[Dataset items]

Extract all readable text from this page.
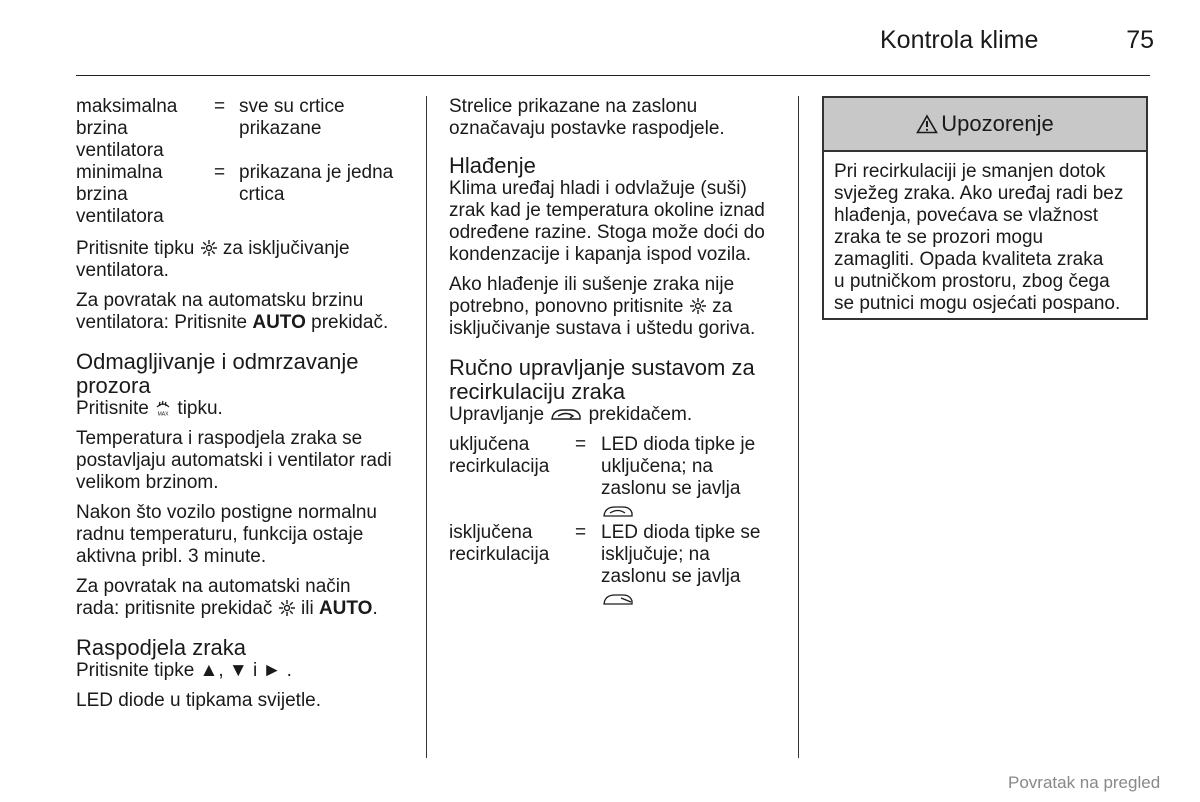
Kontrola klime	75
maksimalna
brzina
ventilatora
= sve su crtice
prikazane
minimalna
brzina
ventilatora
= prikazana je jedna
crtica

Pritisnite tipku za isključivanje
ventilatora.

Za povratak na automatsku brzinu
ventilatora: Pritisnite AUTO prekidač.

Odmagljivanje i odmrzavanje
prozora

Pritisnite MAX tipku.

Temperatura i raspodjela zraka se
postavljaju automatski i ventilator radi
velikom brzinom.

Nakon što vozilo postigne normalnu
radnu temperaturu, funkcija ostaje
aktivna pribl. 3 minute.

Za povratak na automatski način
rada: pritisnite prekidač ili AUTO.

Raspodjela zraka

Pritisnite tipke ▲, ▼ i ► .

LED diode u tipkama svijetle.

Strelice prikazane na zaslonu
označavaju postavke raspodjele.

Hlađenje

Klima uređaj hladi i odvlažuje (suši)
zrak kad je temperatura okoline iznad
određene razine. Stoga može doći do
kondenzacije i kapanja ispod vozila.

Ako hlađenje ili sušenje zraka nije
potrebno, ponovno pritisnite za
isključivanje sustava i uštedu goriva.

Ručno upravljanje sustavom za
recirkulaciju zraka

Upravljanje prekidačem.

uključena
recirkulacija
= LED dioda tipke je
uključena; na
zaslonu se javlja
isključena
recirkulacija
= LED dioda tipke se
isključuje; na
zaslonu se javlja
Upozorenje
Pri recirkulaciji je smanjen dotok
svježeg zraka. Ako uređaj radi bez
hlađenja, povećava se vlažnost
zraka te se prozori mogu
zamagliti. Opada kvaliteta zraka
u putničkom prostoru, zbog čega
se putnici mogu osjećati pospano.
Povratak na pregled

■ Challenge: Search the lines for the word "isključivanje" and report how many contain it, by number only.

■ Written answer: 2